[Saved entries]

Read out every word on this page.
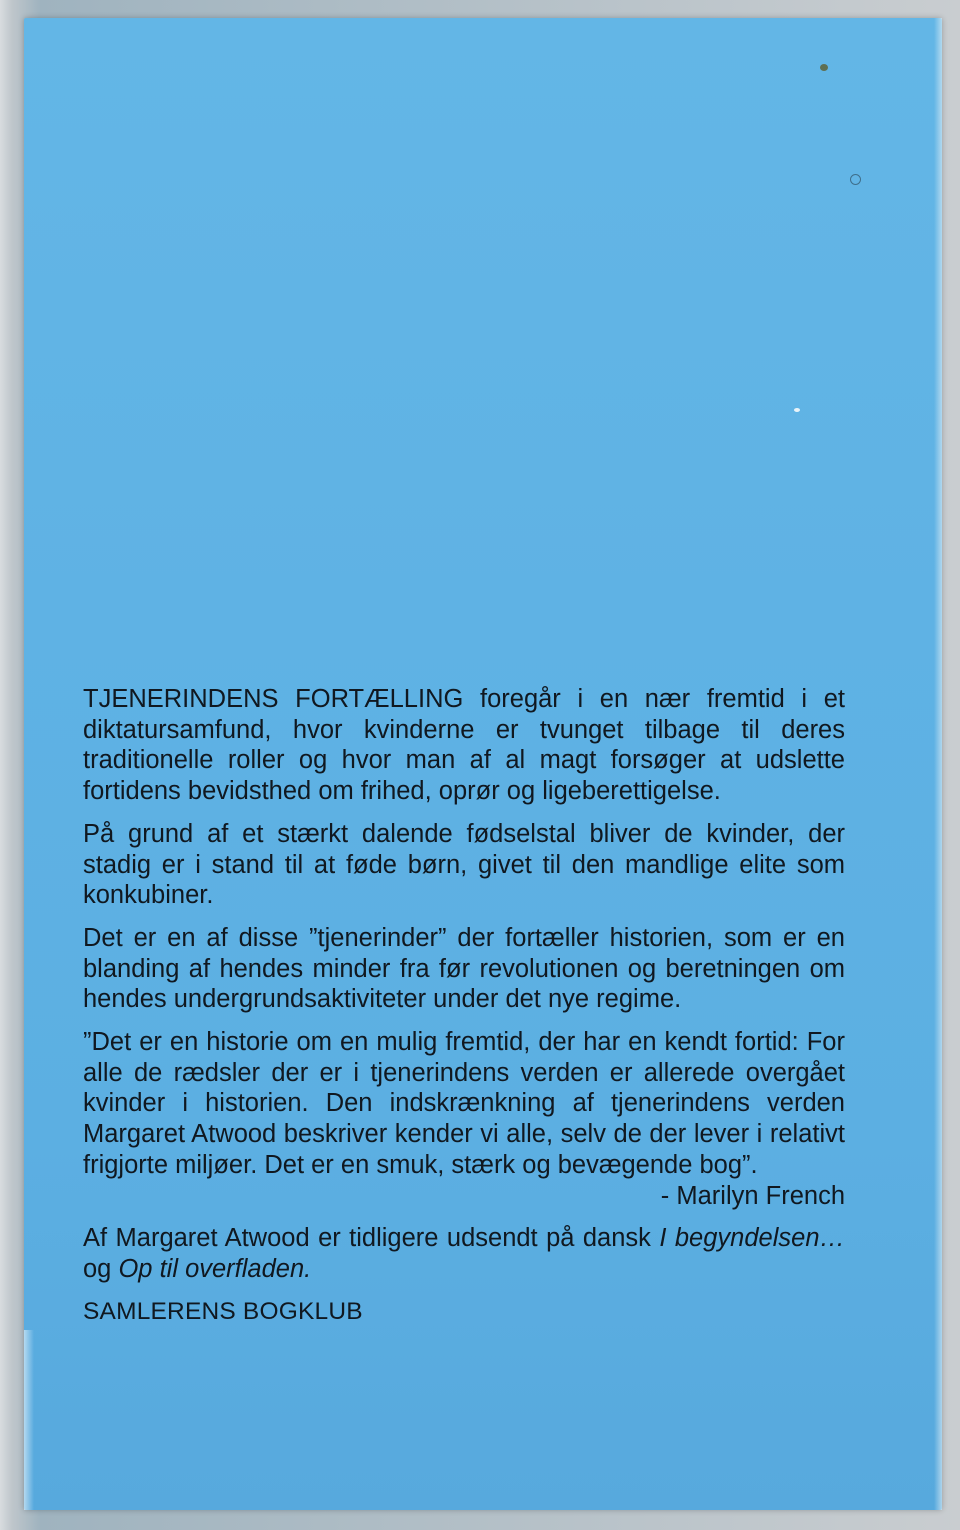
TJENERINDENS FORTÆLLING foregår i en nær fremtid i et diktatursamfund, hvor kvinderne er tvunget tilbage til deres traditionelle roller og hvor man af al magt forsøger at udslette fortidens bevidsthed om frihed, oprør og ligeberettigelse.

På grund af et stærkt dalende fødselstal bliver de kvinder, der stadig er i stand til at føde børn, givet til den mandlige elite som konkubiner.

Det er en af disse ”tjenerinder” der fortæller historien, som er en blanding af hendes minder fra før revolutionen og beretningen om hendes undergrundsaktiviteter under det nye regime.

”Det er en historie om en mulig fremtid, der har en kendt fortid: For alle de rædsler der er i tjenerindens verden er allerede overgået kvinder i historien. Den indskrænkning af tjenerindens verden Margaret Atwood beskriver kender vi alle, selv de der lever i relativt frigjorte miljøer. Det er en smuk, stærk og bevægende bog”.

- Marilyn French

Af Margaret Atwood er tidligere udsendt på dansk I begyndelsen… og Op til overfladen.

SAMLERENS BOGKLUB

§ What is being asked: Transcribe every line from the records above without alteration, and leave out the images.

§ Response to this task:
Read out every word on this page.
TJENERINDENS FORTÆLLING foregår i en nær fremtid i et diktatursamfund, hvor kvinderne er tvunget tilbage til deres traditionelle roller og hvor man af al magt forsøger at udslette fortidens bevidsthed om frihed, oprør og ligeberettigelse.

På grund af et stærkt dalende fødselstal bliver de kvinder, der stadig er i stand til at føde børn, givet til den mandlige elite som konkubiner.

Det er en af disse ”tjenerinder” der fortæller historien, som er en blanding af hendes minder fra før revolutionen og beretningen om hendes undergrundsaktiviteter under det nye regime.

”Det er en historie om en mulig fremtid, der har en kendt fortid: For alle de rædsler der er i tjenerindens verden er allerede overgået kvinder i historien. Den indskrænkning af tjenerindens verden Margaret Atwood beskriver kender vi alle, selv de der lever i relativt frigjorte miljøer. Det er en smuk, stærk og bevægende bog”.

- Marilyn French

Af Margaret Atwood er tidligere udsendt på dansk I begyndelsen… og Op til overfladen.

SAMLERENS BOGKLUB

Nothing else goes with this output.